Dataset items
---*---

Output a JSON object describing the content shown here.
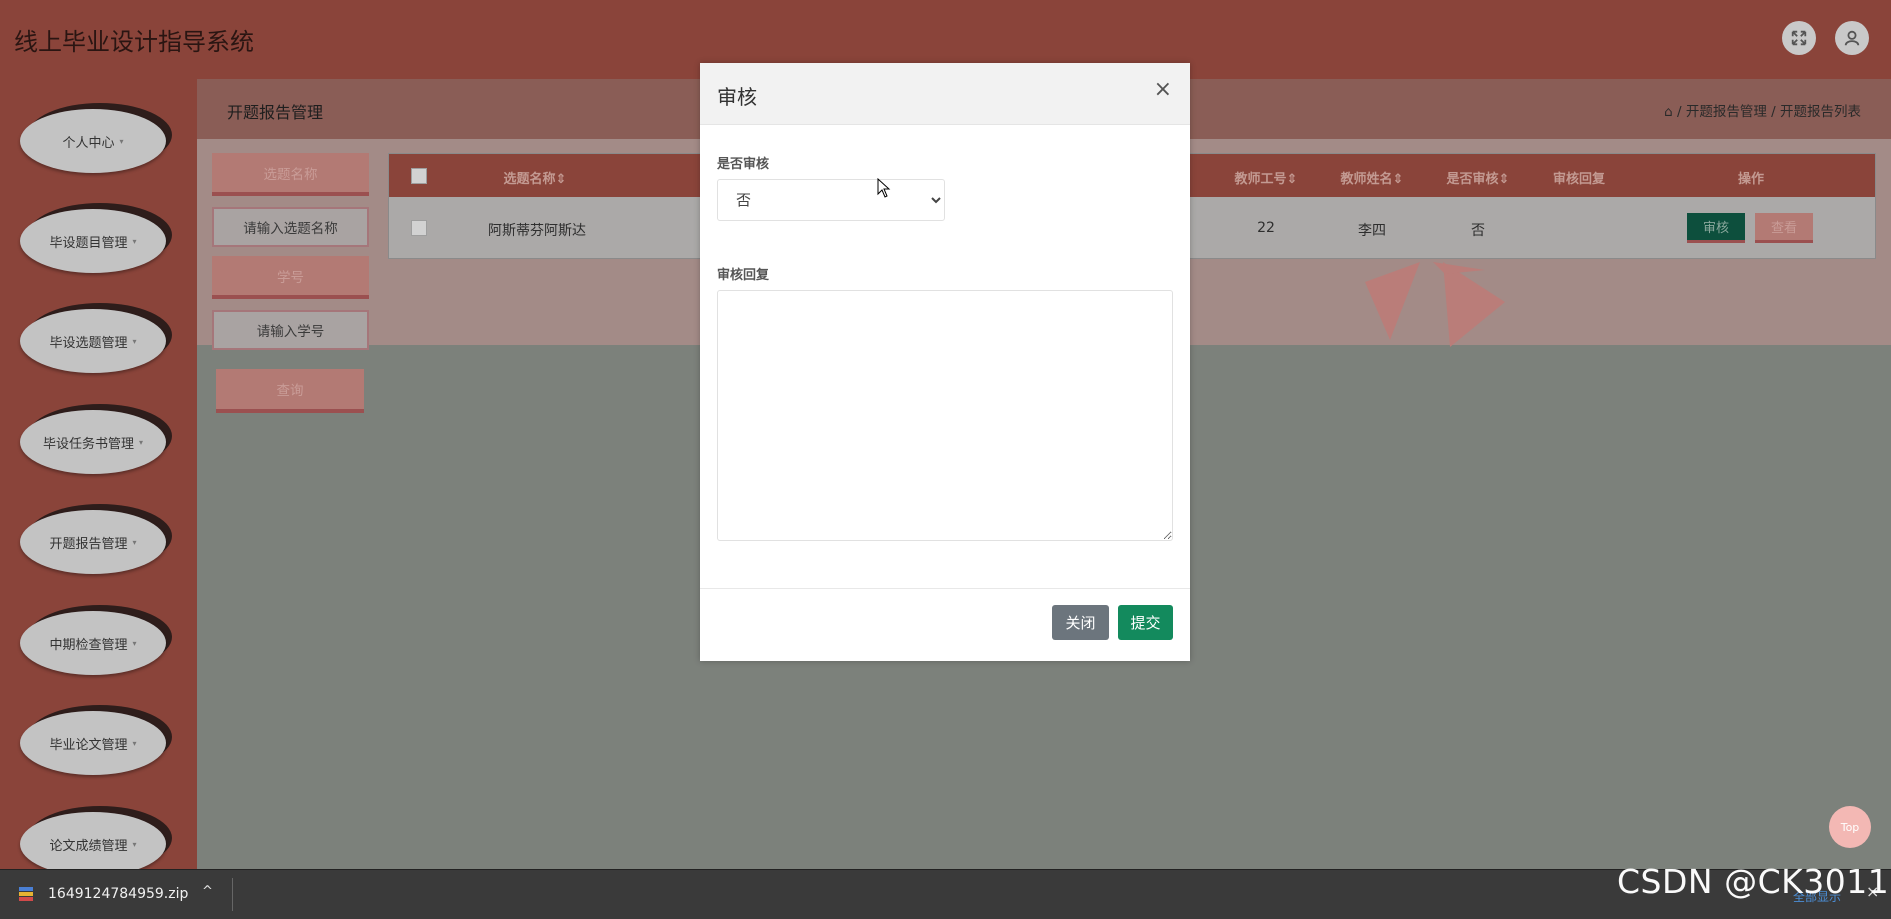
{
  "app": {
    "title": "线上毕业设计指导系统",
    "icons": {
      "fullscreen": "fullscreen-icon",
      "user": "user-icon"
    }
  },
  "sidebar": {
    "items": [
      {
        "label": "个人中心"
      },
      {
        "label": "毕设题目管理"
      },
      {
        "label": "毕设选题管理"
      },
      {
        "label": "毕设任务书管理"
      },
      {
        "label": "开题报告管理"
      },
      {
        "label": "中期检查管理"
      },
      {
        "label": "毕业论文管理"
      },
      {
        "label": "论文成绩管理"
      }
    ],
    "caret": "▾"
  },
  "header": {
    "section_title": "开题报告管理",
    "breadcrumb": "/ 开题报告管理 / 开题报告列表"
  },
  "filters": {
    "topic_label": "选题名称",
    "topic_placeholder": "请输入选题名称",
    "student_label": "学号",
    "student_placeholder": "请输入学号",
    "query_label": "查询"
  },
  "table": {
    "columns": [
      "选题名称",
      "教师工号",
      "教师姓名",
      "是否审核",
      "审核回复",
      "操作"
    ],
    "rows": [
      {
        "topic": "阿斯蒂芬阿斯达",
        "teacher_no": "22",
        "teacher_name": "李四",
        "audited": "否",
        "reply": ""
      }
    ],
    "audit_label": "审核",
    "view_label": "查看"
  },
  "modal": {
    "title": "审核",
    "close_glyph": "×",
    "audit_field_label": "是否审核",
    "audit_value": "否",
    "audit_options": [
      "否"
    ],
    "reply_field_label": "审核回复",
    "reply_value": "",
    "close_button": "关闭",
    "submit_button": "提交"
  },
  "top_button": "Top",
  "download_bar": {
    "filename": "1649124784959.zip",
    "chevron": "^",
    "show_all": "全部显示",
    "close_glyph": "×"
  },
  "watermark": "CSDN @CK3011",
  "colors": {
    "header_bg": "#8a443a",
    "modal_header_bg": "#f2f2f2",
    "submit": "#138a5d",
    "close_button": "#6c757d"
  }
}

---*---

- [WHAT YOU HAVE TO DO]:
Output a faithful copy of the data, with each picture left out.

- [EXERCISE RESULT]:
Output a JSON object describing the content shown here.
{
  "app": {
    "title": "线上毕业设计指导系统",
    "icons": {
      "fullscreen": "fullscreen-icon",
      "user": "user-icon"
    }
  },
  "sidebar": {
    "items": [
      {
        "label": "个人中心"
      },
      {
        "label": "毕设题目管理"
      },
      {
        "label": "毕设选题管理"
      },
      {
        "label": "毕设任务书管理"
      },
      {
        "label": "开题报告管理"
      },
      {
        "label": "中期检查管理"
      },
      {
        "label": "毕业论文管理"
      },
      {
        "label": "论文成绩管理"
      }
    ],
    "caret": "▾"
  },
  "header": {
    "section_title": "开题报告管理",
    "breadcrumb": "/ 开题报告管理 / 开题报告列表"
  },
  "filters": {
    "topic_label": "选题名称",
    "topic_placeholder": "请输入选题名称",
    "student_label": "学号",
    "student_placeholder": "请输入学号",
    "query_label": "查询"
  },
  "table": {
    "columns": [
      "选题名称",
      "教师工号",
      "教师姓名",
      "是否审核",
      "审核回复",
      "操作"
    ],
    "rows": [
      {
        "topic": "阿斯蒂芬阿斯达",
        "teacher_no": "22",
        "teacher_name": "李四",
        "audited": "否",
        "reply": ""
      }
    ],
    "audit_label": "审核",
    "view_label": "查看"
  },
  "modal": {
    "title": "审核",
    "close_glyph": "×",
    "audit_field_label": "是否审核",
    "audit_value": "否",
    "audit_options": [
      "否"
    ],
    "reply_field_label": "审核回复",
    "reply_value": "",
    "close_button": "关闭",
    "submit_button": "提交"
  },
  "top_button": "Top",
  "download_bar": {
    "filename": "1649124784959.zip",
    "chevron": "^",
    "show_all": "全部显示",
    "close_glyph": "×"
  },
  "watermark": "CSDN @CK3011",
  "colors": {
    "header_bg": "#8a443a",
    "modal_header_bg": "#f2f2f2",
    "submit": "#138a5d",
    "close_button": "#6c757d"
  }
}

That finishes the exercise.